-- START INFORMATION SUPPLIED --
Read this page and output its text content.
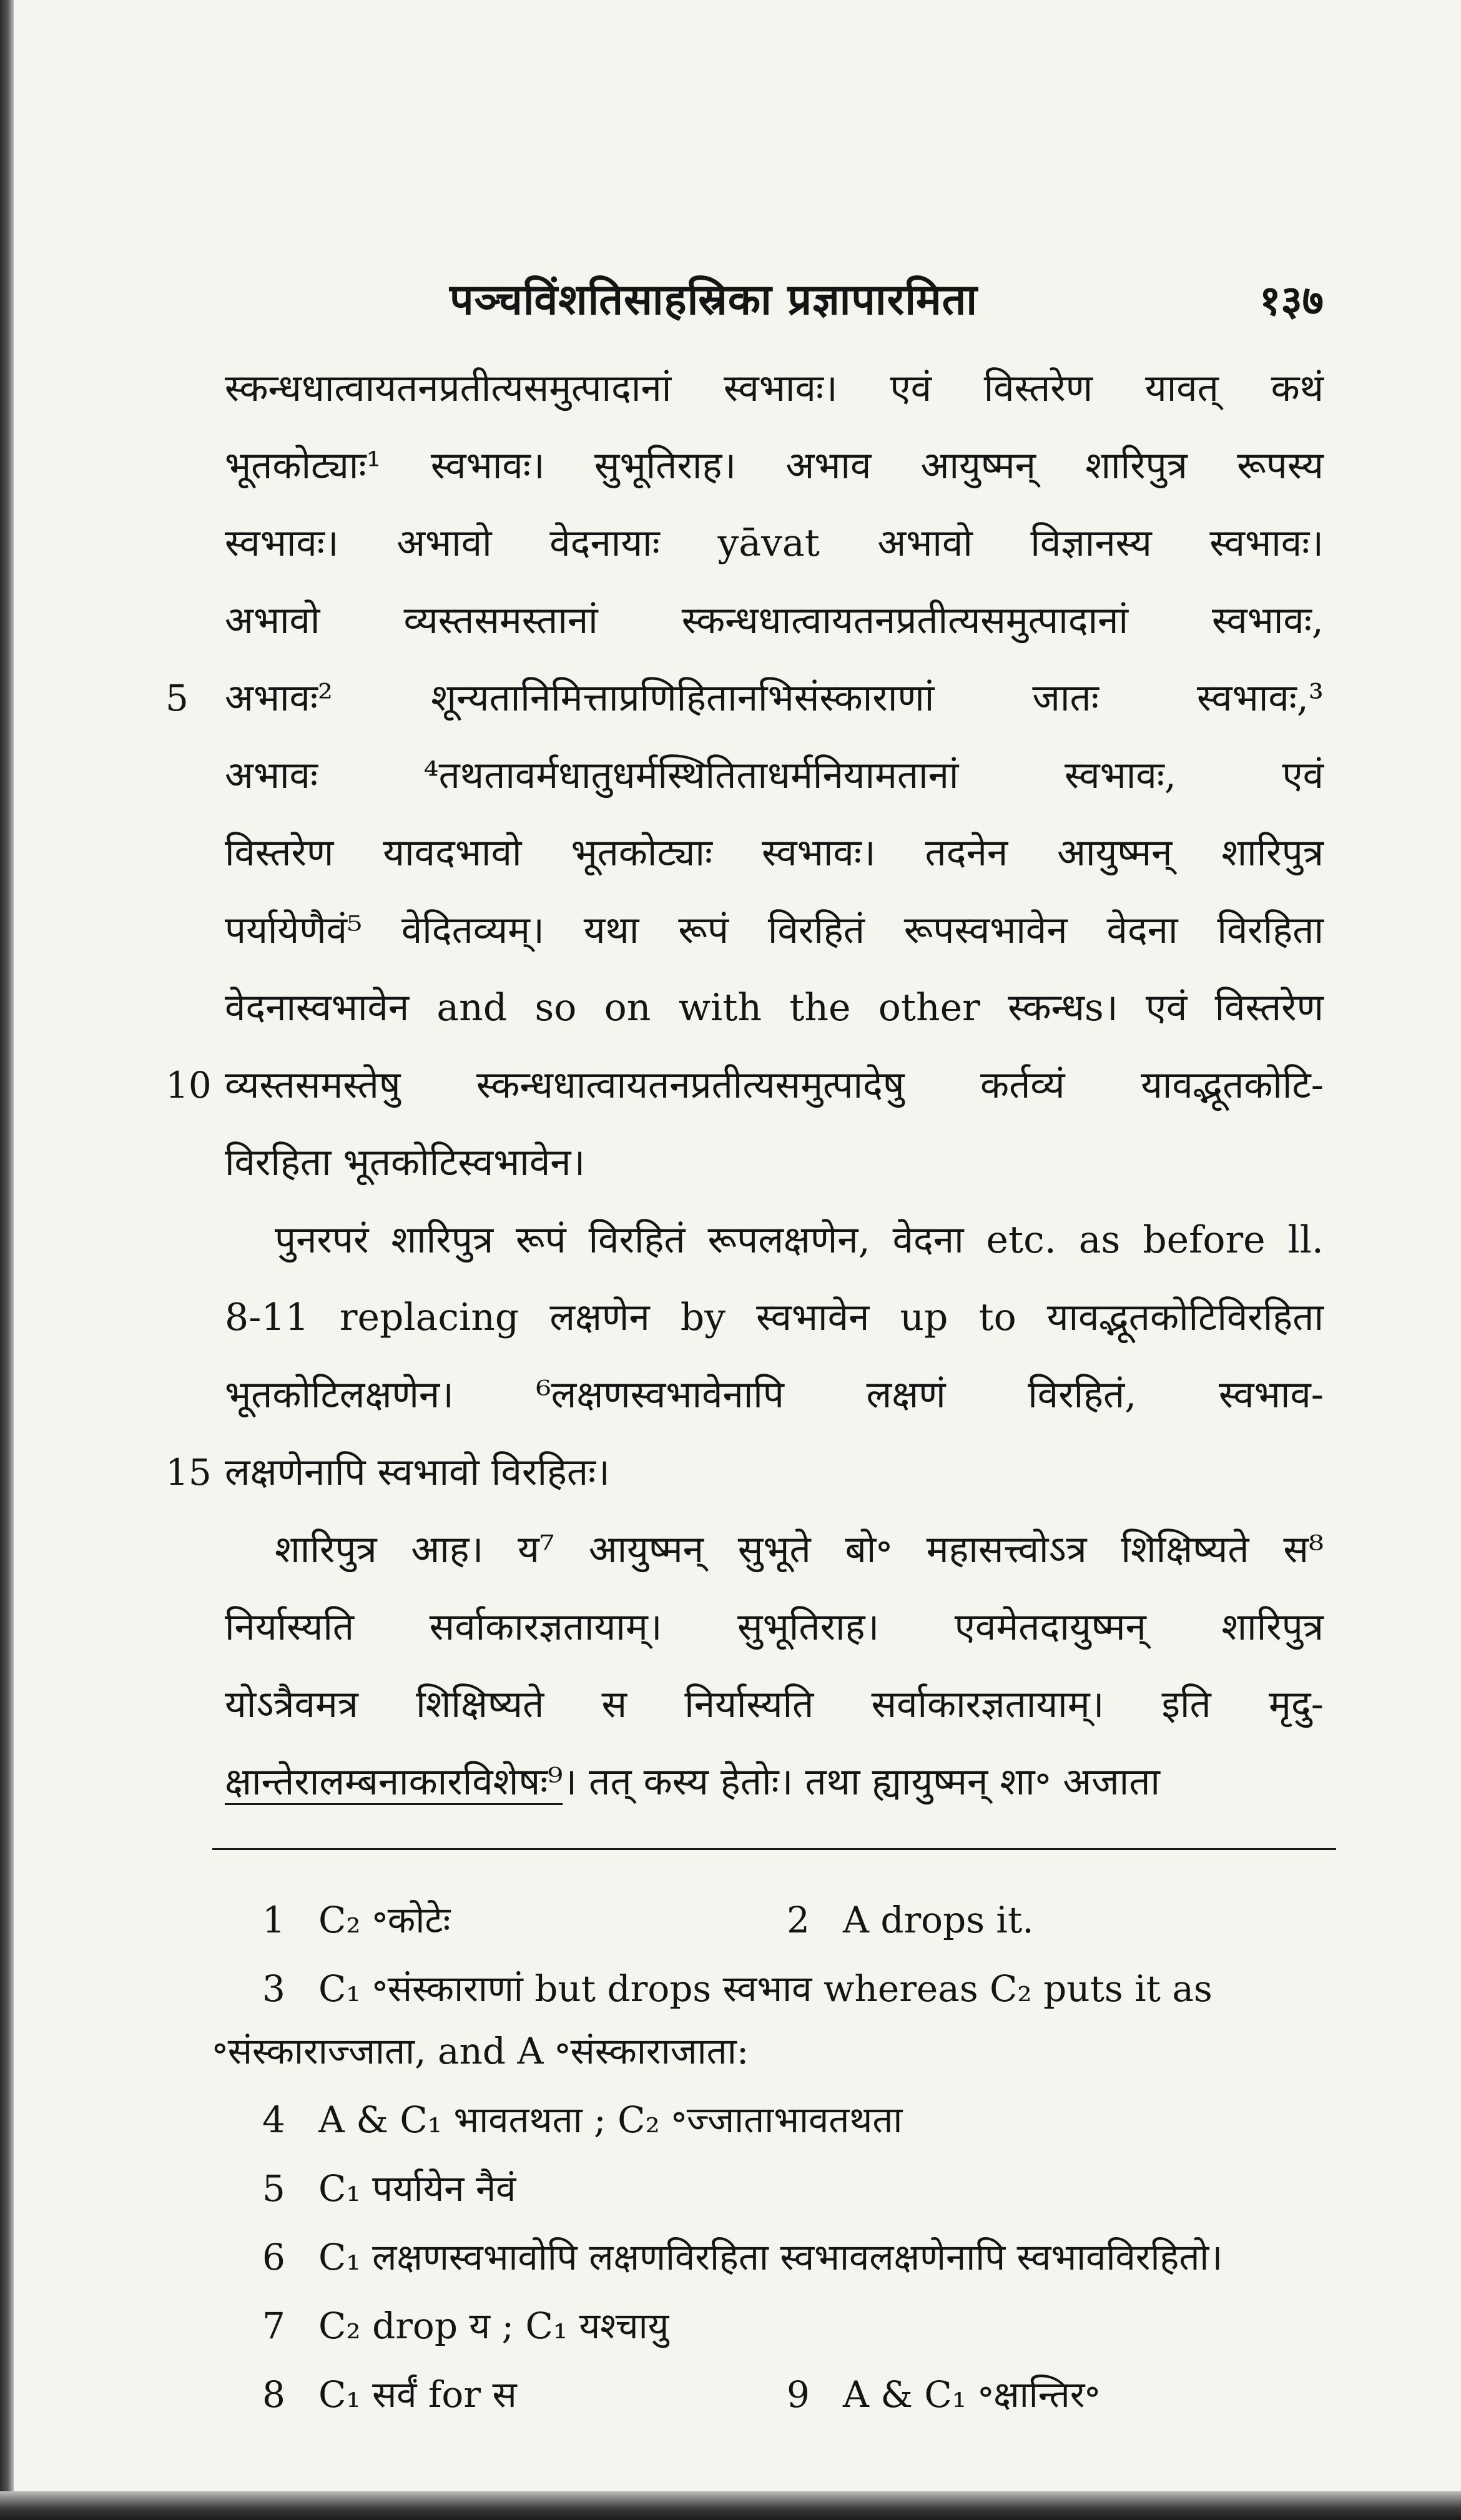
पञ्चविंशतिसाहस्रिका प्रज्ञापारमिता	१३७
स्कन्धधात्वायतनप्रतीत्यसमुत्पादानां स्वभावः। एवं विस्तरेण यावत् कथं
भूतकोट्याः¹ स्वभावः। सुभूतिराह। अभाव आयुष्मन् शारिपुत्र रूपस्य
स्वभावः। अभावो वेदनायाः yāvat अभावो विज्ञानस्य स्वभावः।
अभावो व्यस्तसमस्तानां स्कन्धधात्वायतनप्रतीत्यसमुत्पादानां स्वभावः,
5 अभावः² शून्यतानिमित्ताप्रणिहितानभिसंस्काराणां जातः स्वभावः,³
अभावः ⁴तथतावर्मधातुधर्मस्थितिताधर्मनियामतानां स्वभावः, एवं
विस्तरेण यावदभावो भूतकोट्याः स्वभावः। तदनेन आयुष्मन् शारिपुत्र
पर्यायेणैवं⁵ वेदितव्यम्। यथा रूपं विरहितं रूपस्वभावेन वेदना विरहिता
वेदनास्वभावेन and so on with the other स्कन्धs। एवं विस्तरेण
10 व्यस्तसमस्तेषु स्कन्धधात्वायतनप्रतीत्यसमुत्पादेषु कर्तव्यं यावद्भूतकोटि-
विरहिता भूतकोटिस्वभावेन।
पुनरपरं शारिपुत्र रूपं विरहितं रूपलक्षणेन, वेदना etc. as before ll.
8-11 replacing लक्षणेन by स्वभावेन up to यावद्भूतकोटिविरहिता
भूतकोटिलक्षणेन। ⁶लक्षणस्वभावेनापि लक्षणं विरहितं, स्वभाव-
15 लक्षणेनापि स्वभावो विरहितः।
शारिपुत्र आह। य⁷ आयुष्मन् सुभूते बो॰ महासत्त्वोऽत्र शिक्षिष्यते स⁸
निर्यास्यति सर्वाकारज्ञतायाम्। सुभूतिराह। एवमेतदायुष्मन् शारिपुत्र
योऽत्रैवमत्र शिक्षिष्यते स निर्यास्यति सर्वाकारज्ञतायाम्। इति मृदु-
क्षान्तेरालम्बनाकारविशेषः⁹। तत् कस्य हेतोः। तथा ह्यायुष्मन् शा॰ अजाता
1 C₂ ॰कोटेः	2 A drops it.
3 C₁ ॰संस्काराणां but drops स्वभाव whereas C₂ puts it as
॰संस्काराज्जाता, and A ॰संस्काराजाता:
4 A & C₁ भावतथता ; C₂ ॰ज्जाताभावतथता
5 C₁ पर्यायेन नैवं
6 C₁ लक्षणस्वभावोपि लक्षणविरहिता स्वभावलक्षणेनापि स्वभावविरहितो।
7 C₂ drop य ; C₁ यश्चायु
8 C₁ सर्वं for स	9 A & C₁ ॰क्षान्तिर॰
-- END INFORMATION SUPPLIED --
◆ EXERCISE GOAL: Write the records above out again exactly, with no pictures in your copy.

◆ FULL SOLUTION:
Read this page and output its text content.
पञ्चविंशतिसाहस्रिका प्रज्ञापारमिता	१३७
स्कन्धधात्वायतनप्रतीत्यसमुत्पादानां स्वभावः। एवं विस्तरेण यावत् कथं
भूतकोट्याः¹ स्वभावः। सुभूतिराह। अभाव आयुष्मन् शारिपुत्र रूपस्य
स्वभावः। अभावो वेदनायाः yāvat अभावो विज्ञानस्य स्वभावः।
अभावो व्यस्तसमस्तानां स्कन्धधात्वायतनप्रतीत्यसमुत्पादानां स्वभावः,
5 अभावः² शून्यतानिमित्ताप्रणिहितानभिसंस्काराणां जातः स्वभावः,³
अभावः ⁴तथतावर्मधातुधर्मस्थितिताधर्मनियामतानां स्वभावः, एवं
विस्तरेण यावदभावो भूतकोट्याः स्वभावः। तदनेन आयुष्मन् शारिपुत्र
पर्यायेणैवं⁵ वेदितव्यम्। यथा रूपं विरहितं रूपस्वभावेन वेदना विरहिता
वेदनास्वभावेन and so on with the other स्कन्धs। एवं विस्तरेण
10 व्यस्तसमस्तेषु स्कन्धधात्वायतनप्रतीत्यसमुत्पादेषु कर्तव्यं यावद्भूतकोटि-
विरहिता भूतकोटिस्वभावेन।
पुनरपरं शारिपुत्र रूपं विरहितं रूपलक्षणेन, वेदना etc. as before ll.
8-11 replacing लक्षणेन by स्वभावेन up to यावद्भूतकोटिविरहिता
भूतकोटिलक्षणेन। ⁶लक्षणस्वभावेनापि लक्षणं विरहितं, स्वभाव-
15 लक्षणेनापि स्वभावो विरहितः।
शारिपुत्र आह। य⁷ आयुष्मन् सुभूते बो॰ महासत्त्वोऽत्र शिक्षिष्यते स⁸
निर्यास्यति सर्वाकारज्ञतायाम्। सुभूतिराह। एवमेतदायुष्मन् शारिपुत्र
योऽत्रैवमत्र शिक्षिष्यते स निर्यास्यति सर्वाकारज्ञतायाम्। इति मृदु-
क्षान्तेरालम्बनाकारविशेषः⁹। तत् कस्य हेतोः। तथा ह्यायुष्मन् शा॰ अजाता
1 C₂ ॰कोटेः	2 A drops it.
3 C₁ ॰संस्काराणां but drops स्वभाव whereas C₂ puts it as
॰संस्काराज्जाता, and A ॰संस्काराजाता:
4 A & C₁ भावतथता ; C₂ ॰ज्जाताभावतथता
5 C₁ पर्यायेन नैवं
6 C₁ लक्षणस्वभावोपि लक्षणविरहिता स्वभावलक्षणेनापि स्वभावविरहितो।
7 C₂ drop य ; C₁ यश्चायु
8 C₁ सर्वं for स	9 A & C₁ ॰क्षान्तिर॰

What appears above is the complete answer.